__Work to do__
Output nothing but the number of lines that include the word "content".

[Figure record extracts]
┌──

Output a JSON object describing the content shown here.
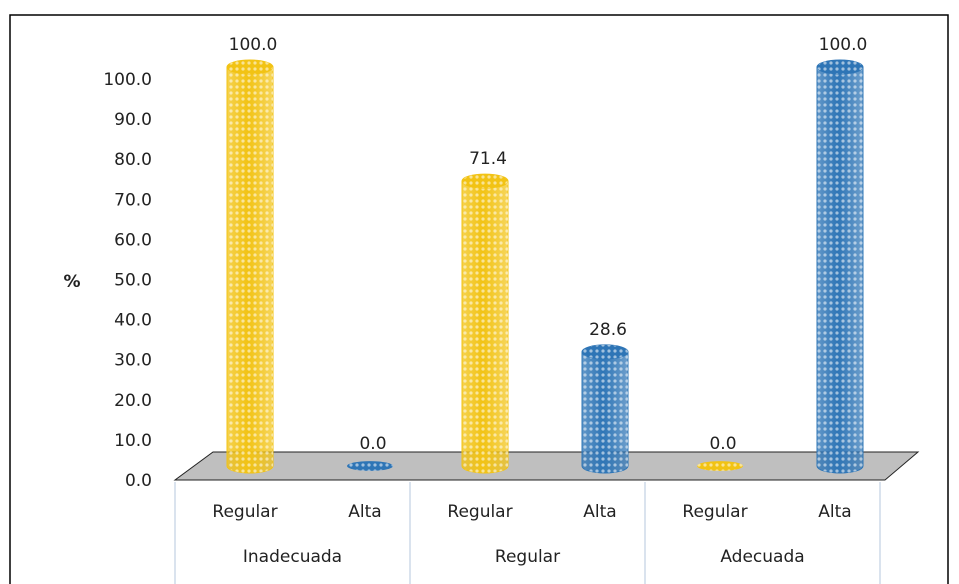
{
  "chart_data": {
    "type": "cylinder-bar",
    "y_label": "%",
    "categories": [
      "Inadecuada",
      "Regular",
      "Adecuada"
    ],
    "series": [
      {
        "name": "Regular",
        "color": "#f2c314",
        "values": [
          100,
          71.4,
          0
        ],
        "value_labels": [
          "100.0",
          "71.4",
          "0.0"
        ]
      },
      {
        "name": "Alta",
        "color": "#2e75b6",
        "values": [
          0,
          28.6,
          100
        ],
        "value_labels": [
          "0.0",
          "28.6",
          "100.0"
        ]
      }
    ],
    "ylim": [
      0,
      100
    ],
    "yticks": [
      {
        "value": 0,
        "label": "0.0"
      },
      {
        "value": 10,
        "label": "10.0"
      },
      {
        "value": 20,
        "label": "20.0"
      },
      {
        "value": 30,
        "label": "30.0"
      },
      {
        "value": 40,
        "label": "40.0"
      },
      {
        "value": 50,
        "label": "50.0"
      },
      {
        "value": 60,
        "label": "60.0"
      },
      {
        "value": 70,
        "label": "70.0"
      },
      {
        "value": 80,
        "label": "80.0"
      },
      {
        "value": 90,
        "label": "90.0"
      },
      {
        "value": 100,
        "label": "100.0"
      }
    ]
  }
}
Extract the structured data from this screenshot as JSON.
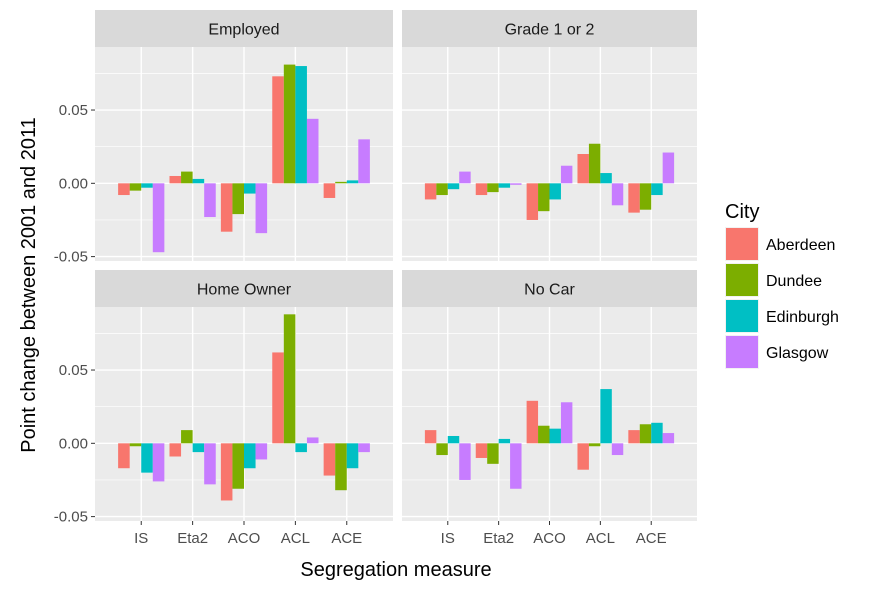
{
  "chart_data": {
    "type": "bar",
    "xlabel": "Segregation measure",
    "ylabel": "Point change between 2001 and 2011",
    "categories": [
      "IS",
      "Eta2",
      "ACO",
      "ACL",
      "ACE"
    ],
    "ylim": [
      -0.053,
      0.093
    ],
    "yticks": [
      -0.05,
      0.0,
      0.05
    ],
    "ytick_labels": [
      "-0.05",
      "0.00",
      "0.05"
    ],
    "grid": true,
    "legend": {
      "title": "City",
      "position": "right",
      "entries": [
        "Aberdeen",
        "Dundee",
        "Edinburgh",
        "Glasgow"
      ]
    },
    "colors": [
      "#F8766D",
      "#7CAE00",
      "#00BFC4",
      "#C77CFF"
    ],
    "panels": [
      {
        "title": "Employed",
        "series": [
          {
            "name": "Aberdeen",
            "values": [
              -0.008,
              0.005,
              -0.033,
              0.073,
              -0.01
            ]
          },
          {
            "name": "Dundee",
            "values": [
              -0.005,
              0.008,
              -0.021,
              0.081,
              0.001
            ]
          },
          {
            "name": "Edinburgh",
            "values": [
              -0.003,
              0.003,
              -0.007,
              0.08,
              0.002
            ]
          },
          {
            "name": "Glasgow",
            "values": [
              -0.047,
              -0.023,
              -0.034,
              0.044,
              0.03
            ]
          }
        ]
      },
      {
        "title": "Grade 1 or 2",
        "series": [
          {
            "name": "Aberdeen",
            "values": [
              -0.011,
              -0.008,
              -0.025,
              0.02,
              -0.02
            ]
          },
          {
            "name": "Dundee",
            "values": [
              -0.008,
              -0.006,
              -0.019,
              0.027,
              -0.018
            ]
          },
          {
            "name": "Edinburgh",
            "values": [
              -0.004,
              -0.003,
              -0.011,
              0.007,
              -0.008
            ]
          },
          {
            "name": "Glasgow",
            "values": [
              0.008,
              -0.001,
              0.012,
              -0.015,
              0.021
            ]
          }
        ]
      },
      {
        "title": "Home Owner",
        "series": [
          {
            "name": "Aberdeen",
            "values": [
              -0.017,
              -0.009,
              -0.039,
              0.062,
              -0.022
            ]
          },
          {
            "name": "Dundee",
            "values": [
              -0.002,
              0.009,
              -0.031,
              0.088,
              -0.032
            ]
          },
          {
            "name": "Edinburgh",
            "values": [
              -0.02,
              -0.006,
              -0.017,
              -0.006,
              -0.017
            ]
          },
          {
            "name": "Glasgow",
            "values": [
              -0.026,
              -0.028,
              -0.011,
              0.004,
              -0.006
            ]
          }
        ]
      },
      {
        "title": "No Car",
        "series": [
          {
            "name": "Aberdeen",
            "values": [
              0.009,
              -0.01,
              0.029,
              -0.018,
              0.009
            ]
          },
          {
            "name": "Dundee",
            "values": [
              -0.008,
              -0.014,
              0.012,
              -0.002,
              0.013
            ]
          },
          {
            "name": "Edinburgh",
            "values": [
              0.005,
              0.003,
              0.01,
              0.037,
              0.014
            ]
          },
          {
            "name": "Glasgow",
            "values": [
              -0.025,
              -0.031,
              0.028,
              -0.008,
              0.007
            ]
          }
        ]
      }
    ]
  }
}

└──
┌──

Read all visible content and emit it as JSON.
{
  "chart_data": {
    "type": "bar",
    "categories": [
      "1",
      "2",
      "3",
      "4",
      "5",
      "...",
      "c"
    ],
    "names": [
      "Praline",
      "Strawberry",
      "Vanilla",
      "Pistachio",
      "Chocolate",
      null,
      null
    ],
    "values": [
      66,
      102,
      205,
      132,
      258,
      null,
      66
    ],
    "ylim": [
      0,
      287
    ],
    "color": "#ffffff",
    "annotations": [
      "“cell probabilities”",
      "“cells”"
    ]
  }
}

└──

__Task output__
2